## WHAT TO DO
Under this task are some entries; return every one of them exactly.
### RECORDS TO PROCESS
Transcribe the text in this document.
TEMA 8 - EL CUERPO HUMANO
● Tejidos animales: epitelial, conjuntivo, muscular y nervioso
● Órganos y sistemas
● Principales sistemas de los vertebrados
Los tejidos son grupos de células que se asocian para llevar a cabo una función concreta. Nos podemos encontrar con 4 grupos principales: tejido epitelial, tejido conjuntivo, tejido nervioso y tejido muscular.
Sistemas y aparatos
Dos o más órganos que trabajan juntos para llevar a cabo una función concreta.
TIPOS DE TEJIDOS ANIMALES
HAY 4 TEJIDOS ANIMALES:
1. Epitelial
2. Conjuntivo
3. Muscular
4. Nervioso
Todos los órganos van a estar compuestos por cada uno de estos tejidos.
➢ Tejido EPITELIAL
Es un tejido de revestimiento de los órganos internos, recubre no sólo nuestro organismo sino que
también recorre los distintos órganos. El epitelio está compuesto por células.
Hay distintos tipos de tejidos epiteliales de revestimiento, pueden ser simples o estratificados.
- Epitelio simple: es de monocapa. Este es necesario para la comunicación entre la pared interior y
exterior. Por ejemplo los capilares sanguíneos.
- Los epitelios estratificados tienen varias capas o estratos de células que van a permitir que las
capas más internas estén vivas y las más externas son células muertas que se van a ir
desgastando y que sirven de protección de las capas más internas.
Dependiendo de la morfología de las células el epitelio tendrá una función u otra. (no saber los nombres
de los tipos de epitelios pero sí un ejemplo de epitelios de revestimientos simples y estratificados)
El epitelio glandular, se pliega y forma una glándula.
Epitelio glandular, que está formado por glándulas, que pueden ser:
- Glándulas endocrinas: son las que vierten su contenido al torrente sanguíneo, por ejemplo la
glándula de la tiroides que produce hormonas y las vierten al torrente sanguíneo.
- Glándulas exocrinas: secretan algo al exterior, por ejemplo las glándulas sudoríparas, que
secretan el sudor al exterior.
######
## REPLY
Transcribe the text in this document.
TEMA 8 - EL CUERPO HUMANO
● Tejidos animales: epitelial, conjuntivo, muscular y nervioso
● Órganos y sistemas
● Principales sistemas de los vertebrados
Los tejidos son grupos de células que se asocian para llevar a cabo una función concreta. Nos podemos encontrar con 4 grupos principales: tejido epitelial, tejido conjuntivo, tejido nervioso y tejido muscular.
Sistemas y aparatos
Dos o más órganos que trabajan juntos para llevar a cabo una función concreta.
TIPOS DE TEJIDOS ANIMALES
HAY 4 TEJIDOS ANIMALES:
1. Epitelial
2. Conjuntivo
3. Muscular
4. Nervioso
Todos los órganos van a estar compuestos por cada uno de estos tejidos.
➢ Tejido EPITELIAL
Es un tejido de revestimiento de los órganos internos, recubre no sólo nuestro organismo sino que
también recorre los distintos órganos. El epitelio está compuesto por células.
Hay distintos tipos de tejidos epiteliales de revestimiento, pueden ser simples o estratificados.
- Epitelio simple: es de monocapa. Este es necesario para la comunicación entre la pared interior y
exterior. Por ejemplo los capilares sanguíneos.
- Los epitelios estratificados tienen varias capas o estratos de células que van a permitir que las
capas más internas estén vivas y las más externas son células muertas que se van a ir
desgastando y que sirven de protección de las capas más internas.
Dependiendo de la morfología de las células el epitelio tendrá una función u otra. (no saber los nombres
de los tipos de epitelios pero sí un ejemplo de epitelios de revestimientos simples y estratificados)
El epitelio glandular, se pliega y forma una glándula.
Epitelio glandular, que está formado por glándulas, que pueden ser:
- Glándulas endocrinas: son las que vierten su contenido al torrente sanguíneo, por ejemplo la
glándula de la tiroides que produce hormonas y las vierten al torrente sanguíneo.
- Glándulas exocrinas: secretan algo al exterior, por ejemplo las glándulas sudoríparas, que
secretan el sudor al exterior.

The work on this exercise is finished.